-------- Given information

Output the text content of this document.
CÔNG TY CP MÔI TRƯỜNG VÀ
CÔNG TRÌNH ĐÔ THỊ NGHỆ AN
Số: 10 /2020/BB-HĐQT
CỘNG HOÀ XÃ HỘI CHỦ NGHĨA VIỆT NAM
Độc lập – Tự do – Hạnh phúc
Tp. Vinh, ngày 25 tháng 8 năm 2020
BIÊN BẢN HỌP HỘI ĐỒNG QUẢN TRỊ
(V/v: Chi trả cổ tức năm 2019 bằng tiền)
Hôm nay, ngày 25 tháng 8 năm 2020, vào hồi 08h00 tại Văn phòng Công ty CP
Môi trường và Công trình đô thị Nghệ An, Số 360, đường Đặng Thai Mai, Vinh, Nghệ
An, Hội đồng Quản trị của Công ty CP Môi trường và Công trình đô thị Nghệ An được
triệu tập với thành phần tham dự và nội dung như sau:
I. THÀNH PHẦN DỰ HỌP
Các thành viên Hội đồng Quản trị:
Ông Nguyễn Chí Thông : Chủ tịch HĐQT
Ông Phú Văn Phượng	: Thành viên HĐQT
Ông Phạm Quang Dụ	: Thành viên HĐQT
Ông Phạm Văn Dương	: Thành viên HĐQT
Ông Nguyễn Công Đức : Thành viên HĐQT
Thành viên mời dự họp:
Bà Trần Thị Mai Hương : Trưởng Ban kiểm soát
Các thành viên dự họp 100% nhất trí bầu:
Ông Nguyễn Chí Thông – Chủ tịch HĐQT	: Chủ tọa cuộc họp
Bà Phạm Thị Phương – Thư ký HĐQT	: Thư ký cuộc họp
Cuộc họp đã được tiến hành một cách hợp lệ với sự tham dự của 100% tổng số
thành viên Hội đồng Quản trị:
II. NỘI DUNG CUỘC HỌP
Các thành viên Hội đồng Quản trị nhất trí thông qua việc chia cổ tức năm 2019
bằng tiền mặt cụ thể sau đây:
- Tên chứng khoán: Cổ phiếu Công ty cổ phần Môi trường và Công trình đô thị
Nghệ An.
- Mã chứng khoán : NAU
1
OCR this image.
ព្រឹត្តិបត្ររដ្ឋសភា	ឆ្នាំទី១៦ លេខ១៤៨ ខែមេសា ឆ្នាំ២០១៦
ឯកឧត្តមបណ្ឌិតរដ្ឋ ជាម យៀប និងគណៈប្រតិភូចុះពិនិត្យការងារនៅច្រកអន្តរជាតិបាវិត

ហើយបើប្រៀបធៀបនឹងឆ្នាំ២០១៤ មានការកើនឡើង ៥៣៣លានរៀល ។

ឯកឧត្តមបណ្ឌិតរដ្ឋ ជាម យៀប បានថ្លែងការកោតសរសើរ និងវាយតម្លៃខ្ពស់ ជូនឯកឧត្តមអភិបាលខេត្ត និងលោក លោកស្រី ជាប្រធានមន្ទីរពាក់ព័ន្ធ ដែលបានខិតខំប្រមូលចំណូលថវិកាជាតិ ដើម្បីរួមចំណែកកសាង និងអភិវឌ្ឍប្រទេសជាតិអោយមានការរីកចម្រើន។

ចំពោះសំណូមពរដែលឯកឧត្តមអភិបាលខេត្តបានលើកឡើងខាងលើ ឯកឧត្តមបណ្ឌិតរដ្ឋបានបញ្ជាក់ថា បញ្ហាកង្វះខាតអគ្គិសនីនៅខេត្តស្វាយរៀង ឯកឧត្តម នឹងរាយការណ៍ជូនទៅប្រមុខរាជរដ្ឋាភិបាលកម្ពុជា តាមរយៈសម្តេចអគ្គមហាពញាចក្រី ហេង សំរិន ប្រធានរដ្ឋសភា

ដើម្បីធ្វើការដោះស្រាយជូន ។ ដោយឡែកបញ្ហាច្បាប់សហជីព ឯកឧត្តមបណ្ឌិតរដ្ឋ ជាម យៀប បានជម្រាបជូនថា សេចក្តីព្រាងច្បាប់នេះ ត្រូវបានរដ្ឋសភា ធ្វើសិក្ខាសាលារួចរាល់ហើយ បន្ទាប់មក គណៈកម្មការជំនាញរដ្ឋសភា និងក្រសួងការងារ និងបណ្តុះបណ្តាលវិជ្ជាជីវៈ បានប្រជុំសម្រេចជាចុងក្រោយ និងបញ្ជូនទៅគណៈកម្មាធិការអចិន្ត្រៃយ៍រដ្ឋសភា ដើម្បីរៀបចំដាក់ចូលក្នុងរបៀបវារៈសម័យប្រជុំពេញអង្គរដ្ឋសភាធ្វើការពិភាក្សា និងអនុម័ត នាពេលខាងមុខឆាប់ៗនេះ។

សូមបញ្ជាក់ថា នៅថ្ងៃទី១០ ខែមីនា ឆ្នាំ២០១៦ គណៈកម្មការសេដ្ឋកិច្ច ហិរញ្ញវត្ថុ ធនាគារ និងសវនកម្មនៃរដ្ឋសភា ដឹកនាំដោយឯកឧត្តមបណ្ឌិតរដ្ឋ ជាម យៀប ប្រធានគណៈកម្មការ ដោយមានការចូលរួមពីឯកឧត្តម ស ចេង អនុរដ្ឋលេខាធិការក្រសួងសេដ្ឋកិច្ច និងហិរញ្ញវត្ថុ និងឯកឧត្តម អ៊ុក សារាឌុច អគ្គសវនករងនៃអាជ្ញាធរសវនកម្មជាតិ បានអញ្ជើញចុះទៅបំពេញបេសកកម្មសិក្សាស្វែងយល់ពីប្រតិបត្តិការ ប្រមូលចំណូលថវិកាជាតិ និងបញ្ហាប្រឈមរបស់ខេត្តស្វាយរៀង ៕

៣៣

----------------

→ **Task to complete**: Provide an exact reproduction of all the entries shown above.

→ **Final answer**:
Output the text content of this document.
CÔNG TY CP MÔI TRƯỜNG VÀ
CÔNG TRÌNH ĐÔ THỊ NGHỆ AN
Số: 10 /2020/BB-HĐQT
CỘNG HOÀ XÃ HỘI CHỦ NGHĨA VIỆT NAM
Độc lập – Tự do – Hạnh phúc
Tp. Vinh, ngày 25 tháng 8 năm 2020
BIÊN BẢN HỌP HỘI ĐỒNG QUẢN TRỊ
(V/v: Chi trả cổ tức năm 2019 bằng tiền)
Hôm nay, ngày 25 tháng 8 năm 2020, vào hồi 08h00 tại Văn phòng Công ty CP
Môi trường và Công trình đô thị Nghệ An, Số 360, đường Đặng Thai Mai, Vinh, Nghệ
An, Hội đồng Quản trị của Công ty CP Môi trường và Công trình đô thị Nghệ An được
triệu tập với thành phần tham dự và nội dung như sau:
I. THÀNH PHẦN DỰ HỌP
Các thành viên Hội đồng Quản trị:
Ông Nguyễn Chí Thông : Chủ tịch HĐQT
Ông Phú Văn Phượng	: Thành viên HĐQT
Ông Phạm Quang Dụ	: Thành viên HĐQT
Ông Phạm Văn Dương	: Thành viên HĐQT
Ông Nguyễn Công Đức : Thành viên HĐQT
Thành viên mời dự họp:
Bà Trần Thị Mai Hương : Trưởng Ban kiểm soát
Các thành viên dự họp 100% nhất trí bầu:
Ông Nguyễn Chí Thông – Chủ tịch HĐQT	: Chủ tọa cuộc họp
Bà Phạm Thị Phương – Thư ký HĐQT	: Thư ký cuộc họp
Cuộc họp đã được tiến hành một cách hợp lệ với sự tham dự của 100% tổng số
thành viên Hội đồng Quản trị:
II. NỘI DUNG CUỘC HỌP
Các thành viên Hội đồng Quản trị nhất trí thông qua việc chia cổ tức năm 2019
bằng tiền mặt cụ thể sau đây:
- Tên chứng khoán: Cổ phiếu Công ty cổ phần Môi trường và Công trình đô thị
Nghệ An.
- Mã chứng khoán : NAU
1
OCR this image.
ព្រឹត្តិបត្ររដ្ឋសភា	ឆ្នាំទី១៦ លេខ១៤៨ ខែមេសា ឆ្នាំ២០១៦
ឯកឧត្តមបណ្ឌិតរដ្ឋ ជាម យៀប និងគណៈប្រតិភូចុះពិនិត្យការងារនៅច្រកអន្តរជាតិបាវិត

ហើយបើប្រៀបធៀបនឹងឆ្នាំ២០១៤ មានការកើនឡើង ៥៣៣លានរៀល ។

ឯកឧត្តមបណ្ឌិតរដ្ឋ ជាម យៀប បានថ្លែងការកោតសរសើរ និងវាយតម្លៃខ្ពស់ ជូនឯកឧត្តមអភិបាលខេត្ត និងលោក លោកស្រី ជាប្រធានមន្ទីរពាក់ព័ន្ធ ដែលបានខិតខំប្រមូលចំណូលថវិកាជាតិ ដើម្បីរួមចំណែកកសាង និងអភិវឌ្ឍប្រទេសជាតិអោយមានការរីកចម្រើន។

ចំពោះសំណូមពរដែលឯកឧត្តមអភិបាលខេត្តបានលើកឡើងខាងលើ ឯកឧត្តមបណ្ឌិតរដ្ឋបានបញ្ជាក់ថា បញ្ហាកង្វះខាតអគ្គិសនីនៅខេត្តស្វាយរៀង ឯកឧត្តម នឹងរាយការណ៍ជូនទៅប្រមុខរាជរដ្ឋាភិបាលកម្ពុជា តាមរយៈសម្តេចអគ្គមហាពញាចក្រី ហេង សំរិន ប្រធានរដ្ឋសភា

ដើម្បីធ្វើការដោះស្រាយជូន ។ ដោយឡែកបញ្ហាច្បាប់សហជីព ឯកឧត្តមបណ្ឌិតរដ្ឋ ជាម យៀប បានជម្រាបជូនថា សេចក្តីព្រាងច្បាប់នេះ ត្រូវបានរដ្ឋសភា ធ្វើសិក្ខាសាលារួចរាល់ហើយ បន្ទាប់មក គណៈកម្មការជំនាញរដ្ឋសភា និងក្រសួងការងារ និងបណ្តុះបណ្តាលវិជ្ជាជីវៈ បានប្រជុំសម្រេចជាចុងក្រោយ និងបញ្ជូនទៅគណៈកម្មាធិការអចិន្ត្រៃយ៍រដ្ឋសភា ដើម្បីរៀបចំដាក់ចូលក្នុងរបៀបវារៈសម័យប្រជុំពេញអង្គរដ្ឋសភាធ្វើការពិភាក្សា និងអនុម័ត នាពេលខាងមុខឆាប់ៗនេះ។

សូមបញ្ជាក់ថា នៅថ្ងៃទី១០ ខែមីនា ឆ្នាំ២០១៦ គណៈកម្មការសេដ្ឋកិច្ច ហិរញ្ញវត្ថុ ធនាគារ និងសវនកម្មនៃរដ្ឋសភា ដឹកនាំដោយឯកឧត្តមបណ្ឌិតរដ្ឋ ជាម យៀប ប្រធានគណៈកម្មការ ដោយមានការចូលរួមពីឯកឧត្តម ស ចេង អនុរដ្ឋលេខាធិការក្រសួងសេដ្ឋកិច្ច និងហិរញ្ញវត្ថុ និងឯកឧត្តម អ៊ុក សារាឌុច អគ្គសវនករងនៃអាជ្ញាធរសវនកម្មជាតិ បានអញ្ជើញចុះទៅបំពេញបេសកកម្មសិក្សាស្វែងយល់ពីប្រតិបត្តិការ ប្រមូលចំណូលថវិកាជាតិ និងបញ្ហាប្រឈមរបស់ខេត្តស្វាយរៀង ៕

៣៣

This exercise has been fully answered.